## WRITTEN TASK A
Answer these questions from the forum discussion about Muster's French Open record, one answer per line, marked the same way:
(i) What clay record does it say Muster finished the 1995-96 seasons with, rather than 115-4?
(ii) Which player did Muster beat in a five setter at the 1995 French?
(iii) What happened to Muster in 1989?
---------- TEXT SHOWN
To make it clear, he did play great 95/96 clay seasons but neither you nor Mustard have admitted that he underperformed at the FO in general over his career (the actual topic of the thread). If you did, show me the post, might be that I missed it.

As for the second point: no matter how great he was, when talking Nadal we are talking the highest level there is. There are miles of space between saying he never was as dominant as Nadal and discrediting all his accomplishments.

You cannot simply say HOF without context. Other than Kuerten and Courier all those players are HOFs because their prowess on other surfaces and have clay as their weakest surface. And even with those two I expect better than going a combined 0-3 for a guy who has a claim of being the best of the 90s.

Same as with Mustard we should leave it here, we will never see eye-to-eye with each other on that one.
You have said multiple times that you would give Muster credit had he defended his French title and finished the 1995-96 seasons with a clay record of 115-4 instead of 111-5. I read that as you essentially devalue the remainder of his wins because he didn't win a second French. Is that not what you insinuated?

On several occasions, you even seemed to try to diminish Muster's 1995 French title because he won a five setter over Albert Costa, an eventual French winner who was clearly among the best clay court players in the latter half of the '90s.

Muster won 21 of 24 sets in that tournament and clobbered Pioline, Medvedev, Kafelnikov and Chang. During that '95 clay campaign, Muster had beaten Becker, Bruguera, Kafelnikov, Chang, Ferreira, Berasategui and everyone else during a run of SIX consecutive tournament wins -- 35 matches in a row. Only Djokovic and Federer have surpassed that streak since. And yet, you harp on how he almost lost to Albert Costa in his 28th match victory in a row.

Yes, we can agree that Muster's French results do not measure up to what one might expect based on his other success. Sure, he underperformed relative to his 1995-96 dominance. But here is where context is required. You call everything an excuse. Well, no. Context and detail matter. The guy was hit by a car in 1989. He returned quickly and excelled, but burned out and spent basically two years rebuilding. Muster's career did not follow a linear path. What he ended up with was a pretty tight window of realistic opportunity to contend for the French. He won it once. He won a lot of other tournaments.
--------------------
## WRITTEN TASK B
Render the stored dataset items from the start through the line that contains "442, 394, 458]" as a Markdown table, with the columns n and Line and no blank lines.
---------- INPUT FOR THIS TASK
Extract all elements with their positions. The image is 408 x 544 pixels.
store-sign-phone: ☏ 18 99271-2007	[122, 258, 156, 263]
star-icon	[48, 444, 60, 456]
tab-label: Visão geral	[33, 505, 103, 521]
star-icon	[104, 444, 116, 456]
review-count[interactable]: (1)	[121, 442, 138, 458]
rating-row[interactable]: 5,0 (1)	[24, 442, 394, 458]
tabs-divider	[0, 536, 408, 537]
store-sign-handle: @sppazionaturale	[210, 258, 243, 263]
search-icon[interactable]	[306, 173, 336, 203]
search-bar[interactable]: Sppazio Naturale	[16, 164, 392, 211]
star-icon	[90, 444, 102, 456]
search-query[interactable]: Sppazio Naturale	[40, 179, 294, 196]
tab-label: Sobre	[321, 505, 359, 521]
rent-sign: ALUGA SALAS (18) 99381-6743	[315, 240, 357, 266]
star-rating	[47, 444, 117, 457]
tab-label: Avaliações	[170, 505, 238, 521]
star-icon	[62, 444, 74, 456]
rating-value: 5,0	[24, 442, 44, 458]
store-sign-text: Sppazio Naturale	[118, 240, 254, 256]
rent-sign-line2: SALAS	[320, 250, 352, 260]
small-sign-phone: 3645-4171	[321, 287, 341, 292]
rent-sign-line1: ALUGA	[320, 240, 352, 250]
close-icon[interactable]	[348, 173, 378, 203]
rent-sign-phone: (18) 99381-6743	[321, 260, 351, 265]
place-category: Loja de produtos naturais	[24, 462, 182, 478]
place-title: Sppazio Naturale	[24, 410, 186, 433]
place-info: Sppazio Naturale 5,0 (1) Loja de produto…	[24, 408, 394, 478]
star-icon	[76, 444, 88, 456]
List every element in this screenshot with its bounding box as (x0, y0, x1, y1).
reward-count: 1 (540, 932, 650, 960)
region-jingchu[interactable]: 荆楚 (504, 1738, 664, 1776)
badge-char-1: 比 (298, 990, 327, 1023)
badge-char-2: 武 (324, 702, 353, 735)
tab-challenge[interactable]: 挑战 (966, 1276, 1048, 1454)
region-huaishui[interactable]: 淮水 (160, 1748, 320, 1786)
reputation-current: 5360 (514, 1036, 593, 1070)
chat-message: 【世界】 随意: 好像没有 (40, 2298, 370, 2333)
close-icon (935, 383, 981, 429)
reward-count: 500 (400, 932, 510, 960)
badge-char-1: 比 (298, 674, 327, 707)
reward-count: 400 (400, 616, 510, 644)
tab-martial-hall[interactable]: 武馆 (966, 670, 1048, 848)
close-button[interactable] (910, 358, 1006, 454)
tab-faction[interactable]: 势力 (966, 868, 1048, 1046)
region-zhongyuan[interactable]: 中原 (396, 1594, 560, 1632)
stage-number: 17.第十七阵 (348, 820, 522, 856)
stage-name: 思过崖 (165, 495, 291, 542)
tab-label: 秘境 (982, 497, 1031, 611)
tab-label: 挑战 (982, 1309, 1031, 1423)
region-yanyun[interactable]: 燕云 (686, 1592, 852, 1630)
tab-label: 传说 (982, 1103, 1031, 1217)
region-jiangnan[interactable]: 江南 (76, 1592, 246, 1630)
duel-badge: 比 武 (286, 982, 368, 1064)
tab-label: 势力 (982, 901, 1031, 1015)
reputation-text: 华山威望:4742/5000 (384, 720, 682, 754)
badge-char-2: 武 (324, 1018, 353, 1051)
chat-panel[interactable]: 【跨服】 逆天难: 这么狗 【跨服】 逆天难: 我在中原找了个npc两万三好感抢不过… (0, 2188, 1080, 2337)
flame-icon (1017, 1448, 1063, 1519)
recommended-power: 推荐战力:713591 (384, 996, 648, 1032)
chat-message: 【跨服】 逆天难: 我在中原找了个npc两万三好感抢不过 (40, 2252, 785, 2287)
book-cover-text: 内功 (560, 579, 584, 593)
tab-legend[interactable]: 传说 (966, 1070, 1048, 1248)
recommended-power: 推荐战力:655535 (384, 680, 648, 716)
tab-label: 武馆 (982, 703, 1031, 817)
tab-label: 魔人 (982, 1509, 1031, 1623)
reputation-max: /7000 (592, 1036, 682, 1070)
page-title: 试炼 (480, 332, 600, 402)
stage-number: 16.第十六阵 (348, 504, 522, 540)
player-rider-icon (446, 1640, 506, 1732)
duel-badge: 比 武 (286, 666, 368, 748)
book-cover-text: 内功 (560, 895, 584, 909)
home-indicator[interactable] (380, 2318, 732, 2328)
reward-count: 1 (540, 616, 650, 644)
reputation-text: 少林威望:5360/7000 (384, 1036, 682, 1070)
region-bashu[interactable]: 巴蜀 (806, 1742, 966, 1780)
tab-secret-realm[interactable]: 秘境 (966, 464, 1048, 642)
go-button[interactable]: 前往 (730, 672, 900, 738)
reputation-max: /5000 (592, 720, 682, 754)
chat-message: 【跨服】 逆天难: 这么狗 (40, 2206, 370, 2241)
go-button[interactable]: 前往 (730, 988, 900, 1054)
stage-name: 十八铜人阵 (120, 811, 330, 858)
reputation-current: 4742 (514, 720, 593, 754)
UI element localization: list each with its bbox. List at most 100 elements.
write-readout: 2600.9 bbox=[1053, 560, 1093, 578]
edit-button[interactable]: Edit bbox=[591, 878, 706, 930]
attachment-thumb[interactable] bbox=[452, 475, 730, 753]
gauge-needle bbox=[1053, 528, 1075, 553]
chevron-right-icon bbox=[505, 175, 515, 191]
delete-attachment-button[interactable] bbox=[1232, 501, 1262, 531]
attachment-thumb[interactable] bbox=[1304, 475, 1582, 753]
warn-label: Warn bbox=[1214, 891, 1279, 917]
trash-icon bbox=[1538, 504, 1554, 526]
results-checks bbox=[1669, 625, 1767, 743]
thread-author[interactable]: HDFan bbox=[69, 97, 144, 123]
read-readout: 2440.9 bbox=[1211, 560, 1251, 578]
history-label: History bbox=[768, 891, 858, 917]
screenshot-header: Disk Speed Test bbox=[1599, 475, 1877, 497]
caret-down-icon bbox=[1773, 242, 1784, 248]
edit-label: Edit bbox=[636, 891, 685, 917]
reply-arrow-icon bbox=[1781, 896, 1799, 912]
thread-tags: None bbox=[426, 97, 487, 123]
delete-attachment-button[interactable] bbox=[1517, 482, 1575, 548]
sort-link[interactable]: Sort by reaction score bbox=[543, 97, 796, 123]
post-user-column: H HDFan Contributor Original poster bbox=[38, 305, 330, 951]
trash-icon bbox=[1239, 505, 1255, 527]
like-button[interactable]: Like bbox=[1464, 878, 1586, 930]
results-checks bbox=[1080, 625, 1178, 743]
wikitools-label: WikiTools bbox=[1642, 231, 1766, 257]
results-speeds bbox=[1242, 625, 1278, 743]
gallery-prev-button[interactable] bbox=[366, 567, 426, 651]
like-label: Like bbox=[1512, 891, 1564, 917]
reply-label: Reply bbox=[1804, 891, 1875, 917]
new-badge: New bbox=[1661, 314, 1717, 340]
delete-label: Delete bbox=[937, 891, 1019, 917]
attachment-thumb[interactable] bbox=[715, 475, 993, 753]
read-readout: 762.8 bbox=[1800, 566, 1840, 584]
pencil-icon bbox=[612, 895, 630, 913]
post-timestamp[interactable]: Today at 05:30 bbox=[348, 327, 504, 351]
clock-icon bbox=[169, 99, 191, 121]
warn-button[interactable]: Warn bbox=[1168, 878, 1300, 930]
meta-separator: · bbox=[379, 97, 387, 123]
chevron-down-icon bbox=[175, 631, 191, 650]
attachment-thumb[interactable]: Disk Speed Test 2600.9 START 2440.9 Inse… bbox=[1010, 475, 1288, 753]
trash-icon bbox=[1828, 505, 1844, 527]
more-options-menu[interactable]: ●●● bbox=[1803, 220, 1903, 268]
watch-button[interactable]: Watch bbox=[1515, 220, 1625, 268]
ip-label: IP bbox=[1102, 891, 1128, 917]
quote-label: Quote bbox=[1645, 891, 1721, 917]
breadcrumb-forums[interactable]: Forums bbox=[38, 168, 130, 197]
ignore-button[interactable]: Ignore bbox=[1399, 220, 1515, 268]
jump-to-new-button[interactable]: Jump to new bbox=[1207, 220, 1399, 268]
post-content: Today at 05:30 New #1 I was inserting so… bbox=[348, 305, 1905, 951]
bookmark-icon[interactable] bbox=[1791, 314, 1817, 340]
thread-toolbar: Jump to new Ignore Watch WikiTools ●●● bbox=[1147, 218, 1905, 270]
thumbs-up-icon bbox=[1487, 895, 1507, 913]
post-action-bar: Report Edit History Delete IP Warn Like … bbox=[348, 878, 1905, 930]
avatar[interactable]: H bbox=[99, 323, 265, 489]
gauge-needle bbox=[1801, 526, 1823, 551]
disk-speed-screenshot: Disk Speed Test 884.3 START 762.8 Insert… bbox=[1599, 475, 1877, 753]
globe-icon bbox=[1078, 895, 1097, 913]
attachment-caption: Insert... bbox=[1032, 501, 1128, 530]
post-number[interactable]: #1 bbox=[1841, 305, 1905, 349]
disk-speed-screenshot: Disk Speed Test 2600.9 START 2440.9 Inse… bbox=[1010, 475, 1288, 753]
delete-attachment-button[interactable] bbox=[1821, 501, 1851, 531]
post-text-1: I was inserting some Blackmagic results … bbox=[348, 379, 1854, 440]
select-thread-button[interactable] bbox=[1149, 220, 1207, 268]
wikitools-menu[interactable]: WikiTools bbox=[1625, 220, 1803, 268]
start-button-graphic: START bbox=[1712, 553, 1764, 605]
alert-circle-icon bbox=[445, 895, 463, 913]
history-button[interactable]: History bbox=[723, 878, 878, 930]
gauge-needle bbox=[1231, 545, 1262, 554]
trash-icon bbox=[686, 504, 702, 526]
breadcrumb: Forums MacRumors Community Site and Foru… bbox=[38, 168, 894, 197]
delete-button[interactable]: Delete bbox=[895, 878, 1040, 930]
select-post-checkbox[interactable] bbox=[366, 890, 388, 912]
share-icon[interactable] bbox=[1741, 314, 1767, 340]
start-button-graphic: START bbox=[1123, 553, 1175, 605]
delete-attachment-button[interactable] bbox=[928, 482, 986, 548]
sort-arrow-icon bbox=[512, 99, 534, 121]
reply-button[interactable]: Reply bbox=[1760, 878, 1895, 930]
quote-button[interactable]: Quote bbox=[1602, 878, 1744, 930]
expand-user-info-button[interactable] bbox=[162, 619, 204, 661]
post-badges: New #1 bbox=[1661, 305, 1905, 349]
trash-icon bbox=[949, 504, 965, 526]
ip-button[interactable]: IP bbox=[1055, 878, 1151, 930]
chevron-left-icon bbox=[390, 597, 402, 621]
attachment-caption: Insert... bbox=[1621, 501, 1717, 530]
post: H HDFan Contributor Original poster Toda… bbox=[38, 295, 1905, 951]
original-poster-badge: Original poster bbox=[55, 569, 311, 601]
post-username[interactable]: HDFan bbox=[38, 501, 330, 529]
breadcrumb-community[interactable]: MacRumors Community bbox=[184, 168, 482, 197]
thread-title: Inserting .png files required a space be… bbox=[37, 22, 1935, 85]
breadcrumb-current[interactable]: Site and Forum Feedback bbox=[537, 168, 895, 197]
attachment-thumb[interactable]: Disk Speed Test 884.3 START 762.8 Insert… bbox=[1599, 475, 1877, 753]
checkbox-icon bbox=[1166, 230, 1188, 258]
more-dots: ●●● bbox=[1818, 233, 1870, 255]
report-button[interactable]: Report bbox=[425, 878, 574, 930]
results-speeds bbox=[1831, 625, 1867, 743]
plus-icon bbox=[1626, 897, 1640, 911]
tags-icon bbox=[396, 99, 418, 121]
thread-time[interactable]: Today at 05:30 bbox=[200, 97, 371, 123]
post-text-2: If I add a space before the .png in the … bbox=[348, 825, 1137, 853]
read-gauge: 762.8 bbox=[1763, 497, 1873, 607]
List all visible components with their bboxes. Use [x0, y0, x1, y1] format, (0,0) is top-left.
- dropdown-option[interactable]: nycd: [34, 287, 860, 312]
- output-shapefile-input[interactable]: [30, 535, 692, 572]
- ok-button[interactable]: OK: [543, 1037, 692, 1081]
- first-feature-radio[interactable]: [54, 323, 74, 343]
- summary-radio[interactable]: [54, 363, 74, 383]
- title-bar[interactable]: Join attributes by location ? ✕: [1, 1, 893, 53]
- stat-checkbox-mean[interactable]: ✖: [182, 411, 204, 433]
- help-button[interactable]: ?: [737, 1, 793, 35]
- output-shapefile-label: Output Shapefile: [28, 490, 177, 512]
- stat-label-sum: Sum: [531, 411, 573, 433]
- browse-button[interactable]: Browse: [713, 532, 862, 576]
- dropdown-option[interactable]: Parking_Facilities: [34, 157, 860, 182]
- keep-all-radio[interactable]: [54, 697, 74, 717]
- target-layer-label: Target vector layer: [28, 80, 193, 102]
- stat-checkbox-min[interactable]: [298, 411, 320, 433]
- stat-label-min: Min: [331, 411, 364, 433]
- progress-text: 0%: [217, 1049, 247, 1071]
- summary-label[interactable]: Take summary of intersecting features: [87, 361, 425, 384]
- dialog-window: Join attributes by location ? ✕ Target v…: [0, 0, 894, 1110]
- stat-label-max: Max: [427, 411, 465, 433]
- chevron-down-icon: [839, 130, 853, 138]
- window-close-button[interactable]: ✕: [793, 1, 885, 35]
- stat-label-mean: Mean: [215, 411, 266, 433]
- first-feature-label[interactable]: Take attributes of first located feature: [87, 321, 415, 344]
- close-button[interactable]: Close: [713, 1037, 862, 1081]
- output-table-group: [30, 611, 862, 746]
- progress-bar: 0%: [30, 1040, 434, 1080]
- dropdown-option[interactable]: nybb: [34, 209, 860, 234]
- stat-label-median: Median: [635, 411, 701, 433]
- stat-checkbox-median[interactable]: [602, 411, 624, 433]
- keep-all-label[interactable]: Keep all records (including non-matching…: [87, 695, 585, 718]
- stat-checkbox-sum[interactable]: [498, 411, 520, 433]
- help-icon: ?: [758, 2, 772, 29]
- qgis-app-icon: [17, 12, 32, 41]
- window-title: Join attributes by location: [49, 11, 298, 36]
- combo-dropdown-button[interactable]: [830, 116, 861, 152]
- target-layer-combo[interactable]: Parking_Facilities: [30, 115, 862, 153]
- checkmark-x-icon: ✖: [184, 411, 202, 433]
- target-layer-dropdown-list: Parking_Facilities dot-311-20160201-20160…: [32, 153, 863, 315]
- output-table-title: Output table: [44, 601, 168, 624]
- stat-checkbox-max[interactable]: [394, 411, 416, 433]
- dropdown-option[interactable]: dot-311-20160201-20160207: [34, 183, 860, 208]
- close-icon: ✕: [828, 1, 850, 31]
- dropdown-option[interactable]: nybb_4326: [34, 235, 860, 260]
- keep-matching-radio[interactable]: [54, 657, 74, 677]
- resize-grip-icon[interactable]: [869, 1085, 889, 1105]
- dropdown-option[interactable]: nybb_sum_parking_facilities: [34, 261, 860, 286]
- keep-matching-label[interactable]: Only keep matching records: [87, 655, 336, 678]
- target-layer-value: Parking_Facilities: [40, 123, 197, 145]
--------------------
## ANSWER A
(i) 111-5
(ii) Albert Costa
(iii) He was hit by a car.

## ANSWER B
| n | Line |
|---|---|
| 1 | Extract all elements with their positions. The image is 408 x 544 pixels. |
| 2 | store-sign-phone: ☏ 18 99271-2007	[122, 258, 156, 263] |
| 3 | star-icon	[48, 444, 60, 456] |
| 4 | tab-label: Visão geral	[33, 505, 103, 521] |
| 5 | star-icon	[104, 444, 116, 456] |
| 6 | review-count[interactable]: (1)	[121, 442, 138, 458] |
| 7 | rating-row[interactable]: 5,0 (1)	[24, 442, 394, 458] |